┌──

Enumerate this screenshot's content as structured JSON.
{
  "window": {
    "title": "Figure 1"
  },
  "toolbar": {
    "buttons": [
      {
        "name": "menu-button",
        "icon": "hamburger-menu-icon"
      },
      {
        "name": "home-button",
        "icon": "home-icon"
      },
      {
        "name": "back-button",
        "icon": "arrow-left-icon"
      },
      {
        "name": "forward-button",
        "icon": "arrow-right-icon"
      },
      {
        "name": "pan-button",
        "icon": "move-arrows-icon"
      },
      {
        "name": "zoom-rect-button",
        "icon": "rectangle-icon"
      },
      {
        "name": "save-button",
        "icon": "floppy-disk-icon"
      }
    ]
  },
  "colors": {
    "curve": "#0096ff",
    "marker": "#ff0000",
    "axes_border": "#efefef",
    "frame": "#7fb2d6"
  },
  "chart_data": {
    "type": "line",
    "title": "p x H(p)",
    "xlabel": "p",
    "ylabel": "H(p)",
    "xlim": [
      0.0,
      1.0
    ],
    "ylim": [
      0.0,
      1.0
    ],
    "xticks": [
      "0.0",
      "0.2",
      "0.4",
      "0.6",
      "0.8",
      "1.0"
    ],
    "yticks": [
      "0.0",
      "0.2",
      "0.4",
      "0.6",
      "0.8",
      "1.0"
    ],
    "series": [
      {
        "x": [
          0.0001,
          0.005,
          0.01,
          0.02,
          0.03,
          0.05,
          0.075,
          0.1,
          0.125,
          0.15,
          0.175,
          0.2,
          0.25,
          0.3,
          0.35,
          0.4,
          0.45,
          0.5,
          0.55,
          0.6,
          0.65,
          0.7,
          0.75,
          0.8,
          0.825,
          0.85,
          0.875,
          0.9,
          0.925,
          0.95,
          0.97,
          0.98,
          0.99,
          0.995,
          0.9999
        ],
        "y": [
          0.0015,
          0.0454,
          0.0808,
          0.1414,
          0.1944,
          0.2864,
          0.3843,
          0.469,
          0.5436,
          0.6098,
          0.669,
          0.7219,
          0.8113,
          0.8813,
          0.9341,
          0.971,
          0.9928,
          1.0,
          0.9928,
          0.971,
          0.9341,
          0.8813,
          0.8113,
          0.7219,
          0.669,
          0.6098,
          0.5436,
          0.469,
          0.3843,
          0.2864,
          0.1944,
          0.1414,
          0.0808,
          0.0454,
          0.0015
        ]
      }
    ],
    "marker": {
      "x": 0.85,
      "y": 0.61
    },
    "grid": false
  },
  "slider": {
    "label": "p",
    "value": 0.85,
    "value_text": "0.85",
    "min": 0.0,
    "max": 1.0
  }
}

└──
┌──

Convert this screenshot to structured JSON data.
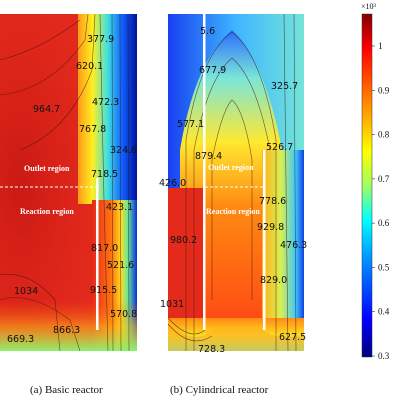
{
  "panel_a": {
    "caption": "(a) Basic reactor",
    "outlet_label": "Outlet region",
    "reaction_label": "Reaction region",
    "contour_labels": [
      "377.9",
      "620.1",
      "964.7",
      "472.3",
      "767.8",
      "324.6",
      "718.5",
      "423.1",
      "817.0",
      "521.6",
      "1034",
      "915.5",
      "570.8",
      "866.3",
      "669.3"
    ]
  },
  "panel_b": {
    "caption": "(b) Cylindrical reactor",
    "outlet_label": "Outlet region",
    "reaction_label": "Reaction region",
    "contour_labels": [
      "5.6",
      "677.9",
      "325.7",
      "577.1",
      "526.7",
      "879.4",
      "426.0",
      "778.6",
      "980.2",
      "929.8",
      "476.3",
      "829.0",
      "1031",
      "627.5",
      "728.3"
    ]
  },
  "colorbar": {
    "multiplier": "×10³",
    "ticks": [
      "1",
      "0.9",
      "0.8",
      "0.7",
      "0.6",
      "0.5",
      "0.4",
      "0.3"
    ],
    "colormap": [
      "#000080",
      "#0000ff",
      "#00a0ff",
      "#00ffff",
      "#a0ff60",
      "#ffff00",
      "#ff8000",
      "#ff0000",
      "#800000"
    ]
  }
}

└──
┌──

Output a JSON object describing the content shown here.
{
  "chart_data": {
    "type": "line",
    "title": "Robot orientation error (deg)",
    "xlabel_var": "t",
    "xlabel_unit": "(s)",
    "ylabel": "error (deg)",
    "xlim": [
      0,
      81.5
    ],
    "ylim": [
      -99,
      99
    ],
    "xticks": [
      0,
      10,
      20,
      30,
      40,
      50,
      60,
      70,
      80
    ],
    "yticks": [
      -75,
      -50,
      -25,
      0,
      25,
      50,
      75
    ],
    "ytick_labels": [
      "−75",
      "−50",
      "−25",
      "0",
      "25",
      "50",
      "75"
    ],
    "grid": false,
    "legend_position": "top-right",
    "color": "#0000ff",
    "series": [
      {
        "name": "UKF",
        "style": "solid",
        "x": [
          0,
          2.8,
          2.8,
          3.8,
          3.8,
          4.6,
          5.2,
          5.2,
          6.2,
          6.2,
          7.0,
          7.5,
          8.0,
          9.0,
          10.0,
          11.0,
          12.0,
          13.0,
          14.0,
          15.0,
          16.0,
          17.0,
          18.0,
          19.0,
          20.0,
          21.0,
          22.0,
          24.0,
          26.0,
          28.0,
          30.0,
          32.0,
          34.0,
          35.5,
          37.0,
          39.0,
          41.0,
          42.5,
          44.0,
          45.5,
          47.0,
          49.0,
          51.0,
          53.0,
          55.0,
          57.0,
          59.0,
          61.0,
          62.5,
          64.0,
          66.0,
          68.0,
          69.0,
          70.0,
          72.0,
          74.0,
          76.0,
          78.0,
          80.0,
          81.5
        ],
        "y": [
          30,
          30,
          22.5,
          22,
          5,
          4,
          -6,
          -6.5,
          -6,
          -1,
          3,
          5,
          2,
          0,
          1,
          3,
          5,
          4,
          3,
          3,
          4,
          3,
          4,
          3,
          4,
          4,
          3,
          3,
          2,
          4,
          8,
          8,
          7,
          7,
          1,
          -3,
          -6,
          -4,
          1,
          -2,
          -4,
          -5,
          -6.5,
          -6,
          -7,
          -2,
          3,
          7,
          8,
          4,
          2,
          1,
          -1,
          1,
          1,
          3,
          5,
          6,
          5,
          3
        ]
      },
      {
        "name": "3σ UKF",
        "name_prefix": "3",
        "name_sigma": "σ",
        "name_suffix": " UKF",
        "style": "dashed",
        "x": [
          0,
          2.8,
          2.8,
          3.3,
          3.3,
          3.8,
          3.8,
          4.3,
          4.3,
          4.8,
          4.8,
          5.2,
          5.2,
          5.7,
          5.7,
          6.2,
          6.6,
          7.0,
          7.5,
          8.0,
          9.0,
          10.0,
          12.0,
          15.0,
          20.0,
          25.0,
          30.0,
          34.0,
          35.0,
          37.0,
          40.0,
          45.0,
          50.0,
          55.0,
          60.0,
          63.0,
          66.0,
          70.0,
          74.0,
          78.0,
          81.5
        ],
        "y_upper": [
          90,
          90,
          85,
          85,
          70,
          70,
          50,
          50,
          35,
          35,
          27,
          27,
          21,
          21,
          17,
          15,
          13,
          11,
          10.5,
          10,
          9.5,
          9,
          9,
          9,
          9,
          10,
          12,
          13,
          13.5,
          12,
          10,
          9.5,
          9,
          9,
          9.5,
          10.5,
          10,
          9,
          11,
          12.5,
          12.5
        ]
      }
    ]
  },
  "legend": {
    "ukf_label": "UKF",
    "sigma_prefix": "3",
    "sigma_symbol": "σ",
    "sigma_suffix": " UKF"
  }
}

└──

Using the listing above, list every line in which the string "content" occurs.

Finished task
Enumerate this screenshot's content as structured JSON.
Output a JSON object describing the content shown here.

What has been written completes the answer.